(Items from a figure collection)
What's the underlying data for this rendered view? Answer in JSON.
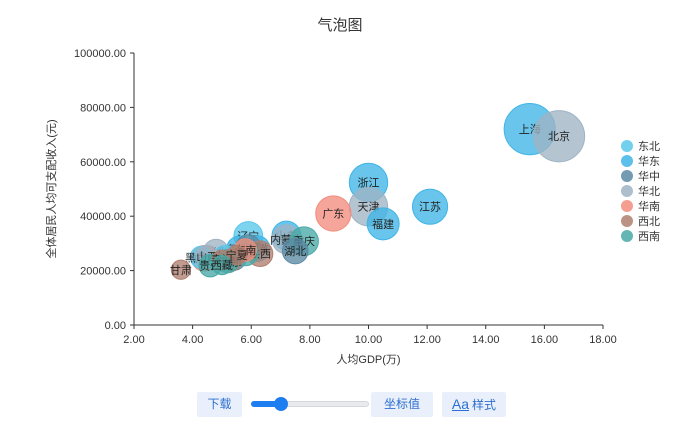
{
  "chart_data": {
    "type": "scatter",
    "title": "气泡图",
    "xlabel": "人均GDP(万)",
    "ylabel": "全体居民人均可支配收入(元)",
    "xlim": [
      2,
      18
    ],
    "ylim": [
      0,
      100000
    ],
    "xticks": [
      "2.00",
      "4.00",
      "6.00",
      "8.00",
      "10.00",
      "12.00",
      "14.00",
      "16.00",
      "18.00"
    ],
    "yticks": [
      "0.00",
      "20000.00",
      "40000.00",
      "60000.00",
      "80000.00",
      "100000.00"
    ],
    "legend_position": "right",
    "series": [
      {
        "name": "东北",
        "color": "#5ac8ea",
        "points": [
          {
            "label": "辽宁",
            "x": 5.9,
            "y": 32700,
            "size": 9
          },
          {
            "label": "吉林",
            "x": 5.1,
            "y": 25100,
            "size": 7
          },
          {
            "label": "黑龙江",
            "x": 4.3,
            "y": 24900,
            "size": 7
          }
        ]
      },
      {
        "name": "华东",
        "color": "#3fb5e6",
        "points": [
          {
            "label": "上海",
            "x": 15.5,
            "y": 72000,
            "size": 16
          },
          {
            "label": "江苏",
            "x": 12.1,
            "y": 43500,
            "size": 11
          },
          {
            "label": "浙江",
            "x": 10.0,
            "y": 52400,
            "size": 12
          },
          {
            "label": "福建",
            "x": 10.5,
            "y": 37200,
            "size": 10
          },
          {
            "label": "山东",
            "x": 7.2,
            "y": 32900,
            "size": 9
          },
          {
            "label": "安徽",
            "x": 6.2,
            "y": 28100,
            "size": 8
          },
          {
            "label": "江西",
            "x": 5.6,
            "y": 28000,
            "size": 8
          }
        ]
      },
      {
        "name": "华中",
        "color": "#5b8aa3",
        "points": [
          {
            "label": "湖北",
            "x": 7.5,
            "y": 27200,
            "size": 8
          },
          {
            "label": "湖南",
            "x": 5.9,
            "y": 28500,
            "size": 8
          },
          {
            "label": "河南",
            "x": 5.4,
            "y": 24800,
            "size": 8
          }
        ]
      },
      {
        "name": "华北",
        "color": "#9fb3c3",
        "points": [
          {
            "label": "北京",
            "x": 16.5,
            "y": 69400,
            "size": 16
          },
          {
            "label": "天津",
            "x": 10.0,
            "y": 43500,
            "size": 12
          },
          {
            "label": "河北",
            "x": 4.8,
            "y": 26800,
            "size": 8
          },
          {
            "label": "山西",
            "x": 4.5,
            "y": 25200,
            "size": 7
          },
          {
            "label": "内蒙古",
            "x": 7.2,
            "y": 31500,
            "size": 9
          }
        ]
      },
      {
        "name": "华南",
        "color": "#f28c7c",
        "points": [
          {
            "label": "广东",
            "x": 8.8,
            "y": 41000,
            "size": 11
          },
          {
            "label": "广西",
            "x": 4.4,
            "y": 24500,
            "size": 8
          },
          {
            "label": "海南",
            "x": 5.8,
            "y": 27600,
            "size": 7
          }
        ]
      },
      {
        "name": "西北",
        "color": "#b07f70",
        "points": [
          {
            "label": "陕西",
            "x": 6.3,
            "y": 26200,
            "size": 8
          },
          {
            "label": "甘肃",
            "x": 3.6,
            "y": 20300,
            "size": 6
          },
          {
            "label": "青海",
            "x": 5.0,
            "y": 24000,
            "size": 6
          },
          {
            "label": "宁夏",
            "x": 5.5,
            "y": 25700,
            "size": 6
          },
          {
            "label": "新疆",
            "x": 5.3,
            "y": 23800,
            "size": 7
          }
        ]
      },
      {
        "name": "西南",
        "color": "#48a9a6",
        "points": [
          {
            "label": "重庆",
            "x": 7.8,
            "y": 30800,
            "size": 9
          },
          {
            "label": "四川",
            "x": 5.8,
            "y": 26500,
            "size": 8
          },
          {
            "label": "贵州",
            "x": 4.6,
            "y": 21800,
            "size": 7
          },
          {
            "label": "云南",
            "x": 5.2,
            "y": 23300,
            "size": 7
          },
          {
            "label": "西藏",
            "x": 5.0,
            "y": 22000,
            "size": 6
          }
        ]
      }
    ]
  },
  "toolbar": {
    "download_label": "下载",
    "slider_value": 0.25,
    "coord_label": "坐标值",
    "style_icon": "Aa",
    "style_label": "样式"
  }
}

▶ _Goal_
Every line of the records that includes the word "color" should be gathered.

▶ _Finished exercise_
        "color": "#5ac8ea",
        "color": "#3fb5e6",
        "color": "#5b8aa3",
        "color": "#9fb3c3",
        "color": "#f28c7c",
        "color": "#b07f70",
        "color": "#48a9a6",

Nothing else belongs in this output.